++++ Records to process ++++

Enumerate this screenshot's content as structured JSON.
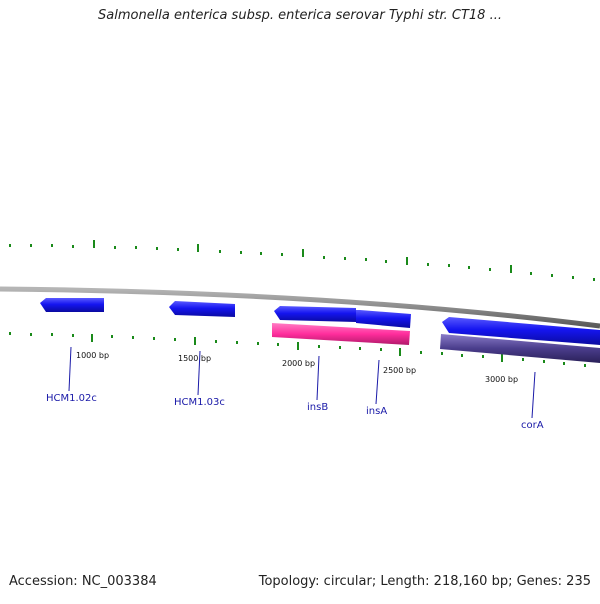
{
  "title": "Salmonella enterica subsp. enterica serovar Typhi str. CT18 ...",
  "footer": {
    "accession": "Accession: NC_003384",
    "summary": "Topology: circular; Length: 218,160 bp; Genes: 235"
  },
  "colors": {
    "backbone": "#8a8a8a",
    "ticks": "#1a8a1a",
    "gene_forward": "#1010e6",
    "feature_pink": "#ff2d9c",
    "feature_purple": "#4a3d8c",
    "label": "#1a1aa8"
  },
  "scale_labels": [
    "1000 bp",
    "1500 bp",
    "2000 bp",
    "2500 bp",
    "3000 bp"
  ],
  "genes": [
    {
      "name": "HCM1.02c"
    },
    {
      "name": "HCM1.03c"
    },
    {
      "name": "insB"
    },
    {
      "name": "insA"
    },
    {
      "name": "corA"
    }
  ]
}
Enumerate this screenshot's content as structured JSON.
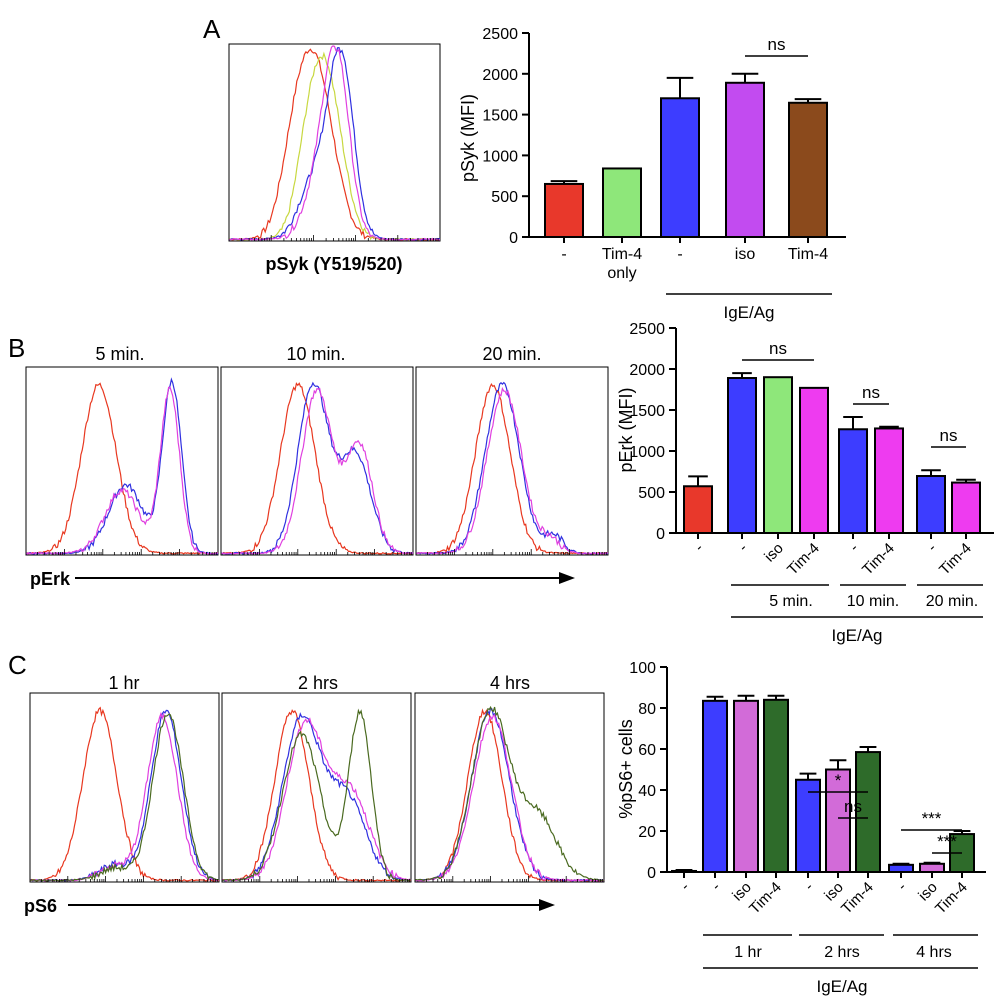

++++

— Assigned task —
The data above are to be repeated word for word, with any pictures left out.

— Expected answer —
Enumerate this screenshot's content as structured JSON.
{
  "title": "Salmonella enterica subsp. enterica serovar Typhi str. CT18 ...",
  "footer": {
    "accession": "Accession: NC_003384",
    "summary": "Topology: circular; Length: 218,160 bp; Genes: 235"
  },
  "colors": {
    "backbone": "#8a8a8a",
    "ticks": "#1a8a1a",
    "gene_forward": "#1010e6",
    "feature_pink": "#ff2d9c",
    "feature_purple": "#4a3d8c",
    "label": "#1a1aa8"
  },
  "scale_labels": [
    "1000 bp",
    "1500 bp",
    "2000 bp",
    "2500 bp",
    "3000 bp"
  ],
  "genes": [
    {
      "name": "HCM1.02c"
    },
    {
      "name": "HCM1.03c"
    },
    {
      "name": "insB"
    },
    {
      "name": "insA"
    },
    {
      "name": "corA"
    }
  ]
}
Enumerate this screenshot's content as structured JSON.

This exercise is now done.